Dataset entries
= = =

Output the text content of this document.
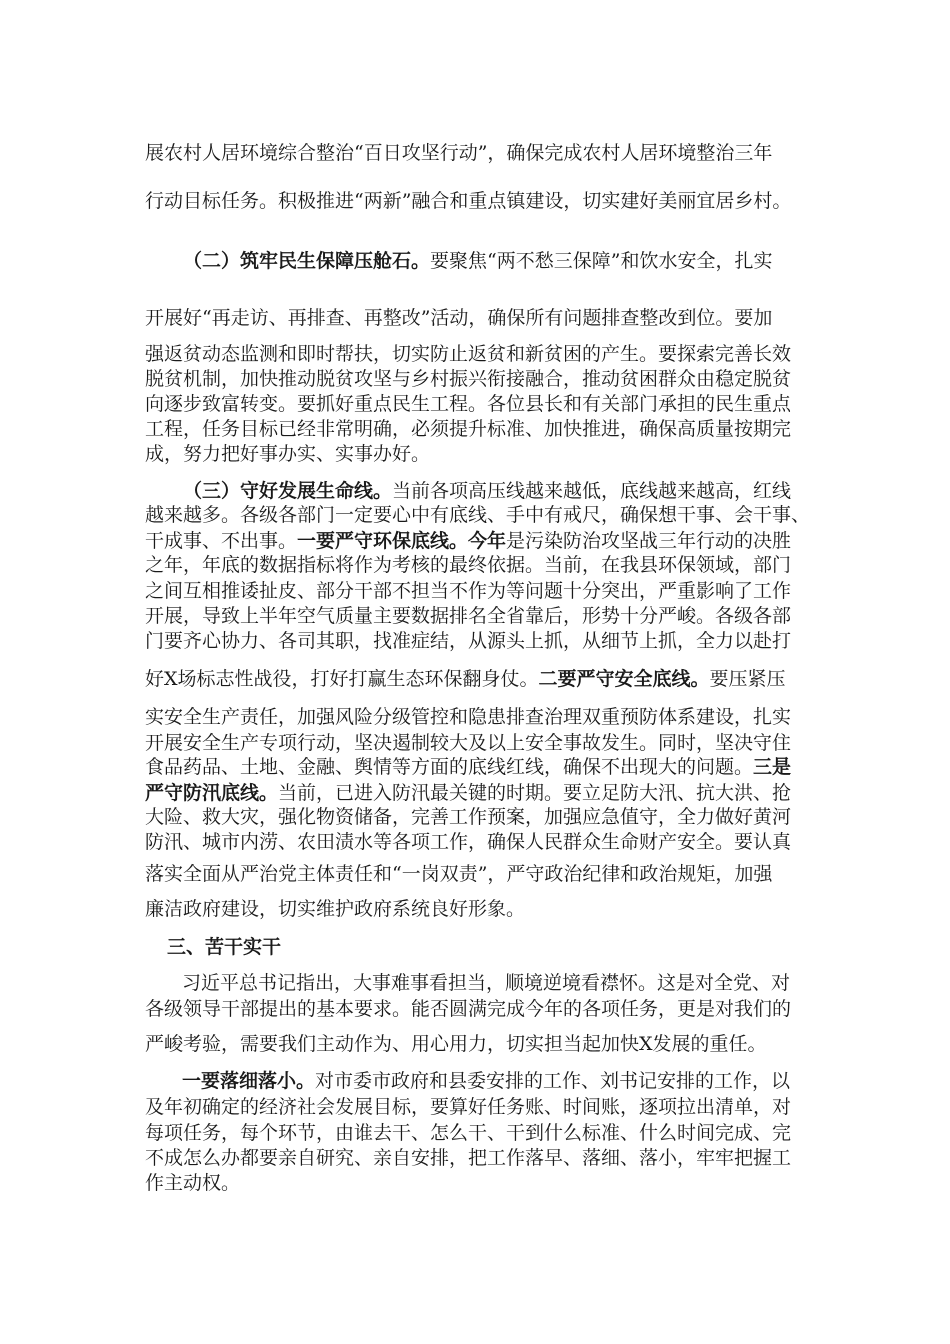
展农村人居环境综合整治“百日攻坚行动”，确保完成农村人居环境整治三年
行动目标任务。积极推进“两新”融合和重点镇建设，切实建好美丽宜居乡村。
（二）筑牢民生保障压舱石。要聚焦“两不愁三保障”和饮水安全，扎实
开展好“再走访、再排查、再整改”活动，确保所有问题排查整改到位。要加
强返贫动态监测和即时帮扶，切实防止返贫和新贫困的产生。要探索完善长效
脱贫机制，加快推动脱贫攻坚与乡村振兴衔接融合，推动贫困群众由稳定脱贫
向逐步致富转变。要抓好重点民生工程。各位县长和有关部门承担的民生重点
工程，任务目标已经非常明确，必须提升标准、加快推进，确保高质量按期完
成，努力把好事办实、实事办好。
（三）守好发展生命线。当前各项高压线越来越低，底线越来越高，红线
越来越多。各级各部门一定要心中有底线、手中有戒尺，确保想干事、会干事、
干成事、不出事。一要严守环保底线。今年是污染防治攻坚战三年行动的决胜
之年，年底的数据指标将作为考核的最终依据。当前，在我县环保领域，部门
之间互相推诿扯皮、部分干部不担当不作为等问题十分突出，严重影响了工作
开展，导致上半年空气质量主要数据排名全省靠后，形势十分严峻。各级各部
门要齐心协力、各司其职，找准症结，从源头上抓，从细节上抓，全力以赴打
好X场标志性战役，打好打赢生态环保翻身仗。二要严守安全底线。要压紧压
实安全生产责任，加强风险分级管控和隐患排查治理双重预防体系建设，扎实
开展安全生产专项行动，坚决遏制较大及以上安全事故发生。同时，坚决守住
食品药品、土地、金融、舆情等方面的底线红线，确保不出现大的问题。三是
严守防汛底线。当前，已进入防汛最关键的时期。要立足防大汛、抗大洪、抢
大险、救大灾，强化物资储备，完善工作预案，加强应急值守，全力做好黄河
防汛、城市内涝、农田渍水等各项工作，确保人民群众生命财产安全。要认真
落实全面从严治党主体责任和“一岗双责”，严守政治纪律和政治规矩，加强
廉洁政府建设，切实维护政府系统良好形象。
三、苦干实干
习近平总书记指出，大事难事看担当，顺境逆境看襟怀。这是对全党、对
各级领导干部提出的基本要求。能否圆满完成今年的各项任务，更是对我们的
严峻考验，需要我们主动作为、用心用力，切实担当起加快X发展的重任。
一要落细落小。对市委市政府和县委安排的工作、刘书记安排的工作，以
及年初确定的经济社会发展目标，要算好任务账、时间账，逐项拉出清单，对
每项任务，每个环节，由谁去干、怎么干、干到什么标准、什么时间完成、完
不成怎么办都要亲自研究、亲自安排，把工作落早、落细、落小，牢牢把握工
作主动权。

= = =

Write the listing above out again exactly, dropping each image.

Output the text content of this document.
展农村人居环境综合整治“百日攻坚行动”，确保完成农村人居环境整治三年
行动目标任务。积极推进“两新”融合和重点镇建设，切实建好美丽宜居乡村。
（二）筑牢民生保障压舱石。要聚焦“两不愁三保障”和饮水安全，扎实
开展好“再走访、再排查、再整改”活动，确保所有问题排查整改到位。要加
强返贫动态监测和即时帮扶，切实防止返贫和新贫困的产生。要探索完善长效
脱贫机制，加快推动脱贫攻坚与乡村振兴衔接融合，推动贫困群众由稳定脱贫
向逐步致富转变。要抓好重点民生工程。各位县长和有关部门承担的民生重点
工程，任务目标已经非常明确，必须提升标准、加快推进，确保高质量按期完
成，努力把好事办实、实事办好。
（三）守好发展生命线。当前各项高压线越来越低，底线越来越高，红线
越来越多。各级各部门一定要心中有底线、手中有戒尺，确保想干事、会干事、
干成事、不出事。一要严守环保底线。今年是污染防治攻坚战三年行动的决胜
之年，年底的数据指标将作为考核的最终依据。当前，在我县环保领域，部门
之间互相推诿扯皮、部分干部不担当不作为等问题十分突出，严重影响了工作
开展，导致上半年空气质量主要数据排名全省靠后，形势十分严峻。各级各部
门要齐心协力、各司其职，找准症结，从源头上抓，从细节上抓，全力以赴打
好X场标志性战役，打好打赢生态环保翻身仗。二要严守安全底线。要压紧压
实安全生产责任，加强风险分级管控和隐患排查治理双重预防体系建设，扎实
开展安全生产专项行动，坚决遏制较大及以上安全事故发生。同时，坚决守住
食品药品、土地、金融、舆情等方面的底线红线，确保不出现大的问题。三是
严守防汛底线。当前，已进入防汛最关键的时期。要立足防大汛、抗大洪、抢
大险、救大灾，强化物资储备，完善工作预案，加强应急值守，全力做好黄河
防汛、城市内涝、农田渍水等各项工作，确保人民群众生命财产安全。要认真
落实全面从严治党主体责任和“一岗双责”，严守政治纪律和政治规矩，加强
廉洁政府建设，切实维护政府系统良好形象。
三、苦干实干
习近平总书记指出，大事难事看担当，顺境逆境看襟怀。这是对全党、对
各级领导干部提出的基本要求。能否圆满完成今年的各项任务，更是对我们的
严峻考验，需要我们主动作为、用心用力，切实担当起加快X发展的重任。
一要落细落小。对市委市政府和县委安排的工作、刘书记安排的工作，以
及年初确定的经济社会发展目标，要算好任务账、时间账，逐项拉出清单，对
每项任务，每个环节，由谁去干、怎么干、干到什么标准、什么时间完成、完
不成怎么办都要亲自研究、亲自安排，把工作落早、落细、落小，牢牢把握工
作主动权。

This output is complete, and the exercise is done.